> **WORK TO COMPLETE**:
[a] In the passage on overuse of the pediatric emergency department, which practice change may be the most effective way to reduce PED use?
[b] Continue the passage on overuse of the pediatric emergency department from the point where it stops.

> **SUPPLIED TEXT**:
· · · ·

As our findings support the hypothesis that the overuse of the PED may be mostly due to a parental attitude towards a general overuse of healthcare resources, priority should be given to educational interventions for parents aimed to improve healthcare resources utilization [32]. A British randomized, prospective cohort study compared two groups of parents to assess the impact of a short educational video on the management of common symptoms [33]. Even though knowledge and assessment of childhood fever improved, PED use for minor complaints did not decrease in practice. A second study carried out in Texas evaluating educational measures for parents of children with asthma showed that parental education is related with a better understanding of the disease and boosts self-confidence in handling asthmatic treatments [34]. Moreover, the number of times children with asthma presented to the PED resulted significantly reduced after these educational measures [34].

Also, public health campaigns may help increase public awareness regarding primary care services and consequently lead to reduce PED attendances [21]. However, the evidence of effectiveness of these strategies appears scant and generally of low quality [35,36,37].

Although parents report that education on the urgency of paediatric conditions would be helpful, substantial reduction of paediatric nonurgent ED use may require improvements in families’ primary care office access, efficiency, experiences, and appointment scheduling [13]. Extended office hours may be the most effective practice change to reduce PED use. Primary care practices should prioritize the most effective enhanced access services and communicate existing services to families [38].

Limits and strengths

Some limits of this study should be highlighted. The number of collected questionnaires was slightly lower than initially estimated by the sample size (232 enrolled patients vs. 246 expected), but the data collection was performed during summer months, and as reasons for accessing PED are influenced by seasonality, the enrolment may be also affected as well.

· · · ·

> **RECORDS PROVIDED**:
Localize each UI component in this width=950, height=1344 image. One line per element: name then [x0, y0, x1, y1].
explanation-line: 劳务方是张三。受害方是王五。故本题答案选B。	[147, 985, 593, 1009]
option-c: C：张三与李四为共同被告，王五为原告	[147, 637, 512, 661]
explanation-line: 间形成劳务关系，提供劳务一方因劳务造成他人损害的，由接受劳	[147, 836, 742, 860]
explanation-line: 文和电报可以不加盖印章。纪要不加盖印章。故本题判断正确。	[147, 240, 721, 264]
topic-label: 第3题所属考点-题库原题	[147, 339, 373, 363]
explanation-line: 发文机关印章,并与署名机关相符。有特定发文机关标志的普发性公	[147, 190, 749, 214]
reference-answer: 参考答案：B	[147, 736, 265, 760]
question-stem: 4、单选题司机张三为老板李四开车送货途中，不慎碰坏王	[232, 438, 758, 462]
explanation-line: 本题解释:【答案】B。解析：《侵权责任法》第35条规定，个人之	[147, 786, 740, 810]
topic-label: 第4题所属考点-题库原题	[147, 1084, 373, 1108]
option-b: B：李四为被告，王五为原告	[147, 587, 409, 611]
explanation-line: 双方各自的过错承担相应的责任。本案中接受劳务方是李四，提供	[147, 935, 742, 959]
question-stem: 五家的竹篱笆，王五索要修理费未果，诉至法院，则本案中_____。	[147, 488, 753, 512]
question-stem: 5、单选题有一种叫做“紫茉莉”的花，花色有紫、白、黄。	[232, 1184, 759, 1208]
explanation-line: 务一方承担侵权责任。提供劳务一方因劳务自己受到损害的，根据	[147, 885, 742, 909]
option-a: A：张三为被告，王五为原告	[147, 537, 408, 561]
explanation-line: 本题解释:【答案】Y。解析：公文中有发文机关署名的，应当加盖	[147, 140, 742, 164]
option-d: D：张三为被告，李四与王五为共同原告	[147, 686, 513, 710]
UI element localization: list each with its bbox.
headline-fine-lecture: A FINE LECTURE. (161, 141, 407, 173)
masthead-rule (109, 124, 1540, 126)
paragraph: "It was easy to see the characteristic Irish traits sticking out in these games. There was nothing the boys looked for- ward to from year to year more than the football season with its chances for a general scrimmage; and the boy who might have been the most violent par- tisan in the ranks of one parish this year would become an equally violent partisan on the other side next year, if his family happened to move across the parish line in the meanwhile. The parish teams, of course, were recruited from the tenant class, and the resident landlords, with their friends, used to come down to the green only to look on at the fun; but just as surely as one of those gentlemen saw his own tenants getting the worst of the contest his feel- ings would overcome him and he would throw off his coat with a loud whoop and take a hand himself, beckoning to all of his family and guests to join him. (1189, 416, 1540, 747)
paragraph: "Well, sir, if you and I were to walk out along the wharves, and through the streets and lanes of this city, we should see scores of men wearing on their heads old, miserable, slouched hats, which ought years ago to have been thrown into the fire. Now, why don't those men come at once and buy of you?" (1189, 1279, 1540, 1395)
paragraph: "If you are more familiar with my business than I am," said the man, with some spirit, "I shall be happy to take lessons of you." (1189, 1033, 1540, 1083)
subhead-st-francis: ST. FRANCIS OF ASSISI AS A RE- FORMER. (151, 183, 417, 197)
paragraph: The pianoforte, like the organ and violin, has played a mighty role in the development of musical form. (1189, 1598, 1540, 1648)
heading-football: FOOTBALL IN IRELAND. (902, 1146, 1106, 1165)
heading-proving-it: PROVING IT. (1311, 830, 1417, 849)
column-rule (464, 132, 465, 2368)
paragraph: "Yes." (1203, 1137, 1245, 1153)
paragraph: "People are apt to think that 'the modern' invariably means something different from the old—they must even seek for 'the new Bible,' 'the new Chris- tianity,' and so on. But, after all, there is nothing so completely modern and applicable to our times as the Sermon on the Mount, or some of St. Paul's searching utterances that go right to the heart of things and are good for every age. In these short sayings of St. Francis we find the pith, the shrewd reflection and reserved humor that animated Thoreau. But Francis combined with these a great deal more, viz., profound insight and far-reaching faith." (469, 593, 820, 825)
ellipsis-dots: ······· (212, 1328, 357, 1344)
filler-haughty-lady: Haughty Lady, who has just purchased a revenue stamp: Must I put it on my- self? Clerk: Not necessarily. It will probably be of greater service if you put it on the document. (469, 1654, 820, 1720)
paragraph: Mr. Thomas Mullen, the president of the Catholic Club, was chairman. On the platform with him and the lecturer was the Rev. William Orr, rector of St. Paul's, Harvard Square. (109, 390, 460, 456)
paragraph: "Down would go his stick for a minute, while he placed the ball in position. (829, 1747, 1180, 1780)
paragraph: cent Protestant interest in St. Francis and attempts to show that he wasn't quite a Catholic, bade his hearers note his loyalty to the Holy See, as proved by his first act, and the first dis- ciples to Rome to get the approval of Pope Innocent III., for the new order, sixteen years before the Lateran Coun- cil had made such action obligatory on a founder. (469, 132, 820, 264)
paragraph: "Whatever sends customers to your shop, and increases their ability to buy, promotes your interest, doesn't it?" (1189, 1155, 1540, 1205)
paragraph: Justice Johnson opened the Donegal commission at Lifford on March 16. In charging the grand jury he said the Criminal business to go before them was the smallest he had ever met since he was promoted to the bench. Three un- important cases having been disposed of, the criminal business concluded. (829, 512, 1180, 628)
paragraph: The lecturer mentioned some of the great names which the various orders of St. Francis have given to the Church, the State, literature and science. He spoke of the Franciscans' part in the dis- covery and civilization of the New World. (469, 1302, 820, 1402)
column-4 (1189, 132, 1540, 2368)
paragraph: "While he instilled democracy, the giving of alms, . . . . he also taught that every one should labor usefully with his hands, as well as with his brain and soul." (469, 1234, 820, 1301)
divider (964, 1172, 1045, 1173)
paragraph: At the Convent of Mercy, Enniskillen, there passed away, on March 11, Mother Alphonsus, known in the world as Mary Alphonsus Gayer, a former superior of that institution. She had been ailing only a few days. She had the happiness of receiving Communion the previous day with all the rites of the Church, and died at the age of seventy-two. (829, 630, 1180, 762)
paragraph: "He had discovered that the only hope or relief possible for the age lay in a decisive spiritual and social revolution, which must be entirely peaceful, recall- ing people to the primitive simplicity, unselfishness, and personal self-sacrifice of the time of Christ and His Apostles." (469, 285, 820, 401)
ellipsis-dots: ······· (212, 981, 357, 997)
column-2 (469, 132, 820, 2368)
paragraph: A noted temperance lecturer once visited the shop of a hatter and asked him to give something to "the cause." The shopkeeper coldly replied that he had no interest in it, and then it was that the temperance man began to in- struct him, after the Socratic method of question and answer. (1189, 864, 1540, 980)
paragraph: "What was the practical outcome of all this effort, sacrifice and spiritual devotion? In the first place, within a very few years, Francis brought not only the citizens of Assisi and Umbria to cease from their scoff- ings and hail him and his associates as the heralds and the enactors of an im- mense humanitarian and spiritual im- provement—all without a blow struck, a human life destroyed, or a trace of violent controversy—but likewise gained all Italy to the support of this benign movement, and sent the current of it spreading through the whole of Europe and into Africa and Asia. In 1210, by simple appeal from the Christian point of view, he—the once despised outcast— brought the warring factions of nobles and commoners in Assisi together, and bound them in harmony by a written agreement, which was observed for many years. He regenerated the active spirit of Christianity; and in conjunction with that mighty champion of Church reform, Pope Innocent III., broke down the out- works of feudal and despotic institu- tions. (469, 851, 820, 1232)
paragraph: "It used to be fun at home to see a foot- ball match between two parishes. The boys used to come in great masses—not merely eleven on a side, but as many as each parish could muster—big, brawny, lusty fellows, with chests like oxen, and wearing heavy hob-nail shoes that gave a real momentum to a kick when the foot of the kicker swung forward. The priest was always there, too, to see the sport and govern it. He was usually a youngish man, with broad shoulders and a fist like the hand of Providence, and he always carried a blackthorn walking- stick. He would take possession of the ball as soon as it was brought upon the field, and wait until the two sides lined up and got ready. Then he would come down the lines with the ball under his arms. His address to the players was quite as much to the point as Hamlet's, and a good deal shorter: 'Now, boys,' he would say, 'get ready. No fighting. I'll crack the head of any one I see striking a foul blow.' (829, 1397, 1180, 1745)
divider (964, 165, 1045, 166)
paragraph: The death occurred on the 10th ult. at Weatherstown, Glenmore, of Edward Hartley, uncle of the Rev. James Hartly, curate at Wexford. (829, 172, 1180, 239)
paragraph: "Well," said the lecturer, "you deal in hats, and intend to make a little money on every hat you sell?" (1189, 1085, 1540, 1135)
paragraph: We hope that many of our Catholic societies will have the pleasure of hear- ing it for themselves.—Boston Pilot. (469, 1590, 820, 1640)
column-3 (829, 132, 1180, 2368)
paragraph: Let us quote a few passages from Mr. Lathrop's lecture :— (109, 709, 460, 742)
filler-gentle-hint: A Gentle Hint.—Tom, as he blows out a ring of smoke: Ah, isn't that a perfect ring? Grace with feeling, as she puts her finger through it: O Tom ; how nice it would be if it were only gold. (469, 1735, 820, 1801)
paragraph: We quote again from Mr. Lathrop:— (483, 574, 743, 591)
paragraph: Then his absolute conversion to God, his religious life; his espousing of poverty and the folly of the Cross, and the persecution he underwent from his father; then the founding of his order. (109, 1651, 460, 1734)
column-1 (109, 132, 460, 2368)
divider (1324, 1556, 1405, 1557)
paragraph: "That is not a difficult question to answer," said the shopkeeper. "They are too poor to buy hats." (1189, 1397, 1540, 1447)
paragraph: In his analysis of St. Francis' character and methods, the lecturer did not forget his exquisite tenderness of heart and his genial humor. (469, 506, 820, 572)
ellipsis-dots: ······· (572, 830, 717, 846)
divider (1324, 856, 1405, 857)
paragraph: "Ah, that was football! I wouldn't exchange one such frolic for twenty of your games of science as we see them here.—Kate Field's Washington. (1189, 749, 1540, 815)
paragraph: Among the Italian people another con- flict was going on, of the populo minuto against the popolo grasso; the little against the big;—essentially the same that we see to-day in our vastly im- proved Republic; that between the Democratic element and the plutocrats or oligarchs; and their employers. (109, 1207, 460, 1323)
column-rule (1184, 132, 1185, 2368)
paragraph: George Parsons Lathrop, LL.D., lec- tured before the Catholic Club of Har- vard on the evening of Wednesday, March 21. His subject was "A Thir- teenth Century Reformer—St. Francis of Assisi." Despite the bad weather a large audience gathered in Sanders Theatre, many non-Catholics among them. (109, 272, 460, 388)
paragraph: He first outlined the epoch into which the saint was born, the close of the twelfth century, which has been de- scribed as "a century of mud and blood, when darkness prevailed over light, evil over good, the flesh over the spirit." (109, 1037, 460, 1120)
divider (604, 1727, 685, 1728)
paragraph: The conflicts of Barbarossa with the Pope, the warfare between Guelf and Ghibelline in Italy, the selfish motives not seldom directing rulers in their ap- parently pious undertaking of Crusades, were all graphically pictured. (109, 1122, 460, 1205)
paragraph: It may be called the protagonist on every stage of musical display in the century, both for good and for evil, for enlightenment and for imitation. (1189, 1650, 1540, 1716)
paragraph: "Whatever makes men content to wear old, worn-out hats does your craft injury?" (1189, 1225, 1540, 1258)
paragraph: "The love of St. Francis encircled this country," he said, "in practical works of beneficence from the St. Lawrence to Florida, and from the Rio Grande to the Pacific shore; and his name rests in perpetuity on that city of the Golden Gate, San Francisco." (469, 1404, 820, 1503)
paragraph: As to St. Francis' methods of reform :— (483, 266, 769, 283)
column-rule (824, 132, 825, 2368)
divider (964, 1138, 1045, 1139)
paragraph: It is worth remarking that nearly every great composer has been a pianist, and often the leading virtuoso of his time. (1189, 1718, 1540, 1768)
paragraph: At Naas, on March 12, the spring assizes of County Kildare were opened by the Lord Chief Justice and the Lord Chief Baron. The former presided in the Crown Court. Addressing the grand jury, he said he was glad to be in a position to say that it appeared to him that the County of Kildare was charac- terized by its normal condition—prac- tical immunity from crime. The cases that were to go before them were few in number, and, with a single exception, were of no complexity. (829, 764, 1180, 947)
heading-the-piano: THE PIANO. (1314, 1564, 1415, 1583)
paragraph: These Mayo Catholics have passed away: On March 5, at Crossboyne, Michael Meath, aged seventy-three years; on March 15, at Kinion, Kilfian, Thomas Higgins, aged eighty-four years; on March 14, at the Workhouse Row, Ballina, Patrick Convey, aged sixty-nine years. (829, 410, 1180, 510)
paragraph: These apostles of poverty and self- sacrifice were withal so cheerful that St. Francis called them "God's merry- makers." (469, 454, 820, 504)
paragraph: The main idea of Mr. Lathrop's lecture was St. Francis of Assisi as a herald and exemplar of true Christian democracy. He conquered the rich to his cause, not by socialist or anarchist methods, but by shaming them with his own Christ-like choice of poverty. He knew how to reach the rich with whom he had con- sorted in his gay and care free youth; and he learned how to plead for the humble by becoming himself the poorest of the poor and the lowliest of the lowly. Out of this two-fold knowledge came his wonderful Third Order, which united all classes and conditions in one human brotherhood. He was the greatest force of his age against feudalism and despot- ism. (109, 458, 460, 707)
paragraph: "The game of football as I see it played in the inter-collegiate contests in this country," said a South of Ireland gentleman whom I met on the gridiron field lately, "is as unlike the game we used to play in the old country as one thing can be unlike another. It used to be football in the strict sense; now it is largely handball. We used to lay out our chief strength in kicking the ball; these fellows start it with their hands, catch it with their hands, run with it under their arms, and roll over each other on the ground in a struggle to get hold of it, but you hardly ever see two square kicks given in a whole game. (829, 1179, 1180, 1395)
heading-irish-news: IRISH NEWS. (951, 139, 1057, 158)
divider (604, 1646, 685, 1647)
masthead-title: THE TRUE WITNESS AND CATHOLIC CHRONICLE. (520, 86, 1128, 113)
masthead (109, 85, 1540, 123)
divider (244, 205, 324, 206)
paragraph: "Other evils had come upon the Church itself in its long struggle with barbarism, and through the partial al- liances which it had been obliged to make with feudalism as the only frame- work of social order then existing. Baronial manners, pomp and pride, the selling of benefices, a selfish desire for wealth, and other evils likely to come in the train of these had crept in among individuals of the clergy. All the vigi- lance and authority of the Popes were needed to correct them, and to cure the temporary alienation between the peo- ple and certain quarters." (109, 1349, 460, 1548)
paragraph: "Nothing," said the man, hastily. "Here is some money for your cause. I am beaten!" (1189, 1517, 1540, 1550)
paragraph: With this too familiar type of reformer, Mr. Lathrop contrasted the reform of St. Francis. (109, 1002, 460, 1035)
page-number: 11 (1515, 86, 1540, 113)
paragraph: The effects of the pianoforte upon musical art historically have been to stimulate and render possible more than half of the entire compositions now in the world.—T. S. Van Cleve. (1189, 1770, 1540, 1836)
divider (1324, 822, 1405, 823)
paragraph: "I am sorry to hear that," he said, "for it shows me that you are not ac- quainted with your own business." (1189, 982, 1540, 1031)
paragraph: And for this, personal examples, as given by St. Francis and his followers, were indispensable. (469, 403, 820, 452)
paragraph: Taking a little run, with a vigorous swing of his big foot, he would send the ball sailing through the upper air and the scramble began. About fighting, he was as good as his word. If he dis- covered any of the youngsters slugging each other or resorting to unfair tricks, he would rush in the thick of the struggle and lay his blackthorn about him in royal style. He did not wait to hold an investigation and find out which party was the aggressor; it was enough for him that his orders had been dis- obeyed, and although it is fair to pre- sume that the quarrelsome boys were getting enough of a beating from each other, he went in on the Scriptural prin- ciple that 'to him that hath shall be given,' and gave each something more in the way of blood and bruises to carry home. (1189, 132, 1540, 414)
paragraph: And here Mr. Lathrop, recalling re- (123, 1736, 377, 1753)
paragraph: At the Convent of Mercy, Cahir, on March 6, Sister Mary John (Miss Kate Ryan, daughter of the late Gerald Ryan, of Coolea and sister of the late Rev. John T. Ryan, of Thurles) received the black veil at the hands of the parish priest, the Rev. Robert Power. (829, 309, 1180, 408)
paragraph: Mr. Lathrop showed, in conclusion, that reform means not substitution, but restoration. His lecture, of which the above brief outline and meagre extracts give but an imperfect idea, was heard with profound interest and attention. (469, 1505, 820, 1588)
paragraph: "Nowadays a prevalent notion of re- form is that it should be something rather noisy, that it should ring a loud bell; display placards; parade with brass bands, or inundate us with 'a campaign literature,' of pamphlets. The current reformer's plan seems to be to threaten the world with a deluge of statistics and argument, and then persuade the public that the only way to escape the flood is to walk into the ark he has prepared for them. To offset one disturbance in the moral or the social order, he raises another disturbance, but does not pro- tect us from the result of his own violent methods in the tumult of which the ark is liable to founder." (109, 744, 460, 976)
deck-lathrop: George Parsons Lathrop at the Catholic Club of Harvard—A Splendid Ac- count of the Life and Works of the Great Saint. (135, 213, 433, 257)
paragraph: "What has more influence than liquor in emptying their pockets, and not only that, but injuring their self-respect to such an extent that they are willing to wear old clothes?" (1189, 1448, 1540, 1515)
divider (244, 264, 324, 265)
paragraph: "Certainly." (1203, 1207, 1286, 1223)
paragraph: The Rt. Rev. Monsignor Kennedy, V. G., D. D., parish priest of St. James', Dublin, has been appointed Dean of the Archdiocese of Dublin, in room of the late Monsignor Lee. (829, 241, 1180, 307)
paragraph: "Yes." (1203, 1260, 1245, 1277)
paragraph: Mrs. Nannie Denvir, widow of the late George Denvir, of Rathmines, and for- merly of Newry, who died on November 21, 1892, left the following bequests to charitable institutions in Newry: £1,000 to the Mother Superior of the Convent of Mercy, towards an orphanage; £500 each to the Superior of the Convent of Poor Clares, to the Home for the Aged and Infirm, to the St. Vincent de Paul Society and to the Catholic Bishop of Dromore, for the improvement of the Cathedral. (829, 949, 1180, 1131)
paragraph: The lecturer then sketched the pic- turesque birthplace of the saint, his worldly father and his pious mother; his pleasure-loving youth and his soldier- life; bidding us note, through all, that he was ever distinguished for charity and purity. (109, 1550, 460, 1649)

· · · ·

> **ANSWERS BY ITEM NUMBER**:
[a] Extended office hours.

[b]
The survey was available only in Italian; therefore, some patients have been excluded, and this may constitute an important selection-bias. However, even if some reports showed that foreign patients may be at higher risk of inappropriateness [39], evidence is still unclear as other studies demonstrated that immigrants did not access to PED more frequently than Italian children [40].

Among the strengths of this study, we adopted an objective tool to assess the appropriateness of accesses in a PED. In fact, as shown by a recently published Canadian study, clinician judgment alone is poorly reliable for assessing appropriateness of PED visit, suggesting the implementation with more objective criteria [41]. We similarly chose to use a previously validated questionnaire to evaluate parents’ characteristics and perceptions of their children’s condition [6, 7]. A quite large group of possible determinants and factors were tested to evaluate associations with improper use of PED.

Conclusions

At least half of PED visits at our centre were inappropriate, and parental reasons for inappropriate presentations most commonly reflected difficulties in contacting primary care paediatricians and the perceived need for a quick work-up and treatment. Several factors may be associated to the misuse of PED services, and empowering parents’ awareness and education in the management of the most frequent health problems in paediatric age may help to reduce this habit. Learning also from the experience of the recent COVID-19 pandemic, the real challenge remains to move health care systems towards more integrated models between hospitals and community services.